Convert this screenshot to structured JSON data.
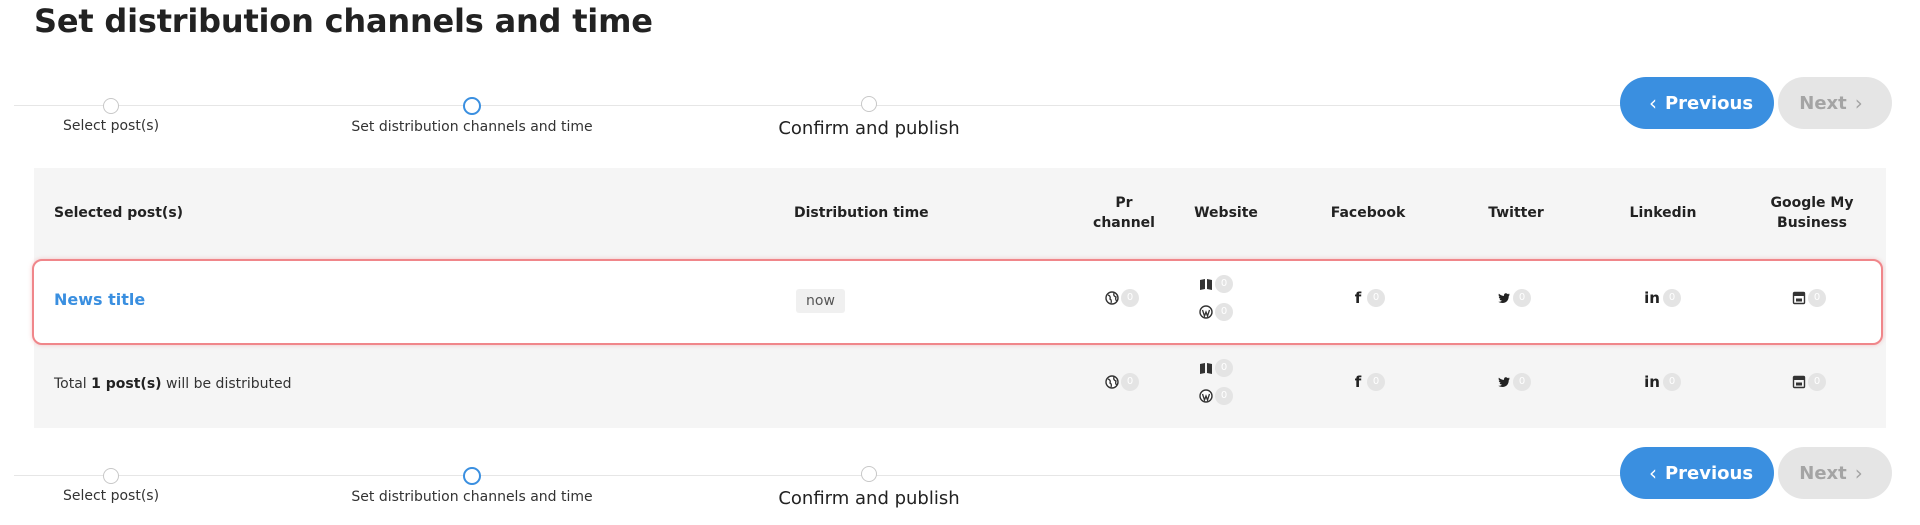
{
  "page": {
    "title": "Set distribution channels and time"
  },
  "stepper": {
    "steps": [
      {
        "label": "Select post(s)",
        "state": "default"
      },
      {
        "label": "Set distribution channels and time",
        "state": "active"
      },
      {
        "label": "Confirm and publish",
        "state": "default"
      }
    ],
    "previous_label": "Previous",
    "next_label": "Next"
  },
  "table": {
    "headers": {
      "selected_posts": "Selected post(s)",
      "distribution_time": "Distribution time",
      "pr_channel": "Pr channel",
      "website": "Website",
      "facebook": "Facebook",
      "twitter": "Twitter",
      "linkedin": "Linkedin",
      "google_my_business": "Google My Business"
    },
    "rows": [
      {
        "title": "News title",
        "distribution_time": "now",
        "counts": {
          "pr_channel": "0",
          "website_mynewsdesk": "0",
          "website_wordpress": "0",
          "facebook": "0",
          "twitter": "0",
          "linkedin": "0",
          "google_my_business": "0"
        }
      }
    ],
    "total": {
      "prefix": "Total",
      "count_text": "1 post(s)",
      "suffix": "will be distributed",
      "counts": {
        "pr_channel": "0",
        "website_mynewsdesk": "0",
        "website_wordpress": "0",
        "facebook": "0",
        "twitter": "0",
        "linkedin": "0",
        "google_my_business": "0"
      }
    }
  },
  "icons": {
    "pr_channel": "globe-icon",
    "website_mynewsdesk": "book-icon",
    "website_wordpress": "wordpress-icon",
    "facebook": "facebook-icon",
    "twitter": "twitter-icon",
    "linkedin": "linkedin-icon",
    "google_my_business": "store-icon"
  },
  "colors": {
    "primary": "#3a8fe0",
    "disabled_button": "#e5e5e5",
    "highlight_border": "#f0868a",
    "table_bg": "#f5f5f5"
  }
}
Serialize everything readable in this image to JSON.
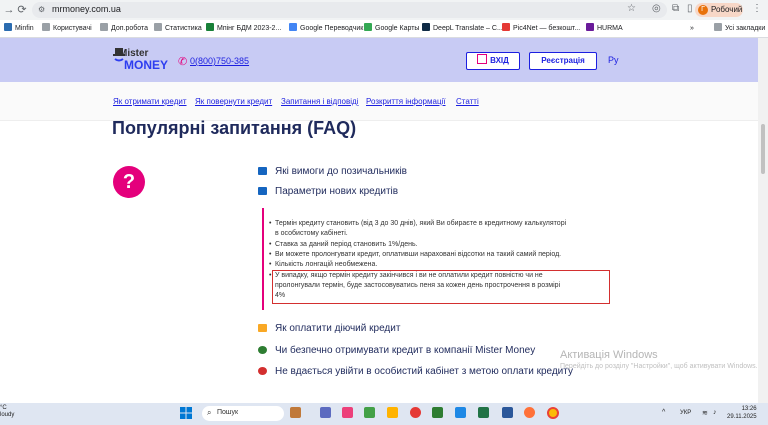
{
  "browser": {
    "url": "mrmoney.com.ua",
    "profile_initial": "Г",
    "profile_label": "Робочий",
    "bookmarks": [
      {
        "label": "Minfin",
        "color": "#2b6cb0"
      },
      {
        "label": "Користувачі",
        "color": "#9aa0a6"
      },
      {
        "label": "Доп.робота",
        "color": "#9aa0a6"
      },
      {
        "label": "Статистика",
        "color": "#9aa0a6"
      },
      {
        "label": "Мпінг БДМ 2023-2...",
        "color": "#188038"
      },
      {
        "label": "Google Переводчик",
        "color": "#4285f4"
      },
      {
        "label": "Google Карты",
        "color": "#34a853"
      },
      {
        "label": "DeepL Translate – С...",
        "color": "#0f2b46"
      },
      {
        "label": "Pic4Net — безкошт...",
        "color": "#e53935"
      },
      {
        "label": "HURMA",
        "color": "#6a1b9a"
      }
    ],
    "all_bookmarks": "Усі закладки"
  },
  "header": {
    "logo_top": "Mister",
    "logo_bottom": "MONEY",
    "phone": "0(800)750-385",
    "login_label": "ВХІД",
    "register_label": "Реєстрація",
    "lang": "Ру"
  },
  "nav": {
    "links": [
      "Як отримати кредит",
      "Як повернути кредит",
      "Запитання і відповіді",
      "Розкриття інформації",
      "Статті"
    ]
  },
  "faq": {
    "title": "Популярні запитання (FAQ)",
    "items": [
      {
        "label": "Які вимоги до позичальників",
        "icon_color": "#1565c0"
      },
      {
        "label": "Параметри нових кредитів",
        "icon_color": "#1565c0"
      },
      {
        "label": "Як оплатити діючий кредит",
        "icon_color": "#f9a825"
      },
      {
        "label": "Чи безпечно отримувати кредит в компанії Mister Money",
        "icon_color": "#2e7d32"
      },
      {
        "label": "Не вдається увійти в особистий кабінет з метою оплати кредиту",
        "icon_color": "#d32f2f"
      }
    ],
    "answer": [
      "Термін кредиту становить (від 3 до 30 днів), який Ви обираєте в кредитному калькуляторі",
      "в особистому кабінеті.",
      "Ставка за даний період становить 1%/день.",
      "Ви можете пролонгувати кредит, оплативши нараховані відсотки на такий самий період.",
      "Кількість лонгацій необмежена.",
      "У випадку, якщо термін кредиту закінчився і ви не оплатили кредит повністю чи не",
      "пролонгували термін, буде застосовуватись пеня за кожен день прострочення в розмірі",
      "4%"
    ]
  },
  "watermark": {
    "title": "Активація Windows",
    "subtitle": "Перейдіть до розділу \"Настройки\", щоб активувати Windows."
  },
  "taskbar": {
    "weather_temp": "°C",
    "weather_desc": "loudy",
    "search_label": "Пошук",
    "lang": "УКР",
    "time": "13:26",
    "date": "29.11.2025"
  }
}
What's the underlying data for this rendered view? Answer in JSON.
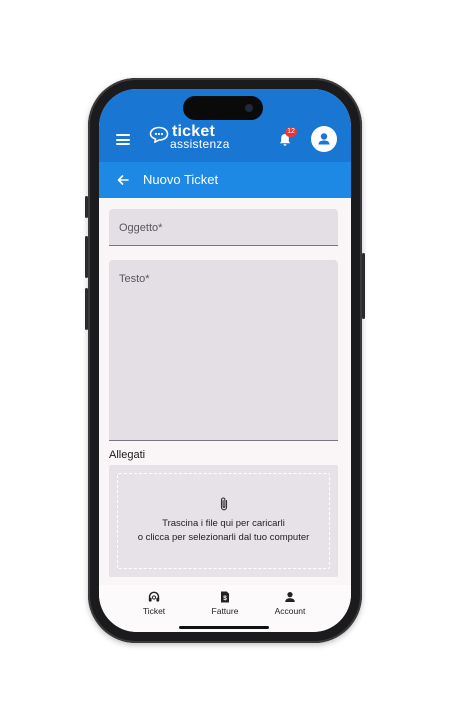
{
  "app": {
    "logo_line1": "ticket",
    "logo_line2": "assistenza",
    "notification_count": "12"
  },
  "header": {
    "title": "Nuovo Ticket"
  },
  "form": {
    "subject_label": "Oggetto*",
    "text_label": "Testo*",
    "attachments_heading": "Allegati",
    "dropzone_line1": "Trascina i file qui per caricarli",
    "dropzone_line2": "o clicca per selezionarli dal tuo computer"
  },
  "bottom_nav": {
    "items": [
      {
        "label": "Ticket",
        "icon": "headset-icon"
      },
      {
        "label": "Fatture",
        "icon": "invoice-icon"
      },
      {
        "label": "Account",
        "icon": "person-icon"
      }
    ]
  },
  "colors": {
    "appbar": "#1976d2",
    "subbar": "#1e88e5",
    "field_bg": "#e3dfe4",
    "badge": "#e53935"
  }
}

○ ○ ○

[GIVEN PROBLEM]: Each record above must be returned exactly as written, with its pictures omitted.

[PROBLEM SOLUTION]:
Convert this screenshot to structured JSON data.
{
  "page": {
    "title": "Set distribution channels and time"
  },
  "stepper": {
    "steps": [
      {
        "label": "Select post(s)",
        "state": "default"
      },
      {
        "label": "Set distribution channels and time",
        "state": "active"
      },
      {
        "label": "Confirm and publish",
        "state": "default"
      }
    ],
    "previous_label": "Previous",
    "next_label": "Next"
  },
  "table": {
    "headers": {
      "selected_posts": "Selected post(s)",
      "distribution_time": "Distribution time",
      "pr_channel": "Pr channel",
      "website": "Website",
      "facebook": "Facebook",
      "twitter": "Twitter",
      "linkedin": "Linkedin",
      "google_my_business": "Google My Business"
    },
    "rows": [
      {
        "title": "News title",
        "distribution_time": "now",
        "counts": {
          "pr_channel": "0",
          "website_mynewsdesk": "0",
          "website_wordpress": "0",
          "facebook": "0",
          "twitter": "0",
          "linkedin": "0",
          "google_my_business": "0"
        }
      }
    ],
    "total": {
      "prefix": "Total",
      "count_text": "1 post(s)",
      "suffix": "will be distributed",
      "counts": {
        "pr_channel": "0",
        "website_mynewsdesk": "0",
        "website_wordpress": "0",
        "facebook": "0",
        "twitter": "0",
        "linkedin": "0",
        "google_my_business": "0"
      }
    }
  },
  "icons": {
    "pr_channel": "globe-icon",
    "website_mynewsdesk": "book-icon",
    "website_wordpress": "wordpress-icon",
    "facebook": "facebook-icon",
    "twitter": "twitter-icon",
    "linkedin": "linkedin-icon",
    "google_my_business": "store-icon"
  },
  "colors": {
    "primary": "#3a8fe0",
    "disabled_button": "#e5e5e5",
    "highlight_border": "#f0868a",
    "table_bg": "#f5f5f5"
  }
}
Serialize everything readable in this image to JSON.
{
  "browser": {
    "url": "mrmoney.com.ua",
    "profile_initial": "Г",
    "profile_label": "Робочий",
    "bookmarks": [
      {
        "label": "Minfin",
        "color": "#2b6cb0"
      },
      {
        "label": "Користувачі",
        "color": "#9aa0a6"
      },
      {
        "label": "Доп.робота",
        "color": "#9aa0a6"
      },
      {
        "label": "Статистика",
        "color": "#9aa0a6"
      },
      {
        "label": "Мпінг БДМ 2023-2...",
        "color": "#188038"
      },
      {
        "label": "Google Переводчик",
        "color": "#4285f4"
      },
      {
        "label": "Google Карты",
        "color": "#34a853"
      },
      {
        "label": "DeepL Translate – С...",
        "color": "#0f2b46"
      },
      {
        "label": "Pic4Net — безкошт...",
        "color": "#e53935"
      },
      {
        "label": "HURMA",
        "color": "#6a1b9a"
      }
    ],
    "all_bookmarks": "Усі закладки"
  },
  "header": {
    "logo_top": "Mister",
    "logo_bottom": "MONEY",
    "phone": "0(800)750-385",
    "login_label": "ВХІД",
    "register_label": "Реєстрація",
    "lang": "Ру"
  },
  "nav": {
    "links": [
      "Як отримати кредит",
      "Як повернути кредит",
      "Запитання і відповіді",
      "Розкриття інформації",
      "Статті"
    ]
  },
  "faq": {
    "title": "Популярні запитання (FAQ)",
    "items": [
      {
        "label": "Які вимоги до позичальників",
        "icon_color": "#1565c0"
      },
      {
        "label": "Параметри нових кредитів",
        "icon_color": "#1565c0"
      },
      {
        "label": "Як оплатити діючий кредит",
        "icon_color": "#f9a825"
      },
      {
        "label": "Чи безпечно отримувати кредит в компанії Mister Money",
        "icon_color": "#2e7d32"
      },
      {
        "label": "Не вдається увійти в особистий кабінет з метою оплати кредиту",
        "icon_color": "#d32f2f"
      }
    ],
    "answer": [
      "Термін кредиту становить (від 3 до 30 днів), який Ви обираєте в кредитному калькуляторі",
      "в особистому кабінеті.",
      "Ставка за даний період становить 1%/день.",
      "Ви можете пролонгувати кредит, оплативши нараховані відсотки на такий самий період.",
      "Кількість лонгацій необмежена.",
      "У випадку, якщо термін кредиту закінчився і ви не оплатили кредит повністю чи не",
      "пролонгували термін, буде застосовуватись пеня за кожен день прострочення в розмірі",
      "4%"
    ]
  },
  "watermark": {
    "title": "Активація Windows",
    "subtitle": "Перейдіть до розділу \"Настройки\", щоб активувати Windows."
  },
  "taskbar": {
    "weather_temp": "°C",
    "weather_desc": "loudy",
    "search_label": "Пошук",
    "lang": "УКР",
    "time": "13:26",
    "date": "29.11.2025"
  }
}
What's the underlying data for this rendered view? Answer in JSON.
{
  "app": {
    "logo_line1": "ticket",
    "logo_line2": "assistenza",
    "notification_count": "12"
  },
  "header": {
    "title": "Nuovo Ticket"
  },
  "form": {
    "subject_label": "Oggetto*",
    "text_label": "Testo*",
    "attachments_heading": "Allegati",
    "dropzone_line1": "Trascina i file qui per caricarli",
    "dropzone_line2": "o clicca per selezionarli dal tuo computer"
  },
  "bottom_nav": {
    "items": [
      {
        "label": "Ticket",
        "icon": "headset-icon"
      },
      {
        "label": "Fatture",
        "icon": "invoice-icon"
      },
      {
        "label": "Account",
        "icon": "person-icon"
      }
    ]
  },
  "colors": {
    "appbar": "#1976d2",
    "subbar": "#1e88e5",
    "field_bg": "#e3dfe4",
    "badge": "#e53935"
  }
}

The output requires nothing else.